[Collection entries]
************

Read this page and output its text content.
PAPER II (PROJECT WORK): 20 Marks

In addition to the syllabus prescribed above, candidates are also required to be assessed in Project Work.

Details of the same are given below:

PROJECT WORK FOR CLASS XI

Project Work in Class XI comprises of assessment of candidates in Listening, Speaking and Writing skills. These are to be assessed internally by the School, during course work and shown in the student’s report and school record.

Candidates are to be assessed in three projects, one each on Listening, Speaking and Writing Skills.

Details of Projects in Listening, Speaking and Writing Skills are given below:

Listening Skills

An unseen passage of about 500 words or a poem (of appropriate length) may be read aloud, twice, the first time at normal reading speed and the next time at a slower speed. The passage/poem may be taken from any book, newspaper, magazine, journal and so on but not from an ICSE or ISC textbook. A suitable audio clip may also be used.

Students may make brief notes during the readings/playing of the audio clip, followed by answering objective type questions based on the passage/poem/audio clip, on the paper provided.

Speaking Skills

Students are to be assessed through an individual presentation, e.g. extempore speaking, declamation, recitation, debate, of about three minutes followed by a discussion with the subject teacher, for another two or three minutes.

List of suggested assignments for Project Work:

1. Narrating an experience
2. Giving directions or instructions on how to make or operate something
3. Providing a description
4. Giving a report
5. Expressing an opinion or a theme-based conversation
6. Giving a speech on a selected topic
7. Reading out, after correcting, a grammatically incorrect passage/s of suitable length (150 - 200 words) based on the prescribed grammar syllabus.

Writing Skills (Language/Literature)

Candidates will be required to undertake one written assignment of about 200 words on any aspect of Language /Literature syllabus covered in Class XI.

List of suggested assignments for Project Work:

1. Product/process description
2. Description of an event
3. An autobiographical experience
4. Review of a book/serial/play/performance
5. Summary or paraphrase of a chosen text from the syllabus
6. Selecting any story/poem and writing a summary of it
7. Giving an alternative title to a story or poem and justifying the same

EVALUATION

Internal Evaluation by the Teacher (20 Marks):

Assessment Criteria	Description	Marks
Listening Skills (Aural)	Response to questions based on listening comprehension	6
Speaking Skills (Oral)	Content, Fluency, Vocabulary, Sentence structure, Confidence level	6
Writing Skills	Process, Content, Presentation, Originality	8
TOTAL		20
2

************

*Your objective*.
Review the preceding data and report every line that includes the string "same".

*Output for this task*.
Details of the same are given below:
7. Giving an alternative title to a story or poem and justifying the same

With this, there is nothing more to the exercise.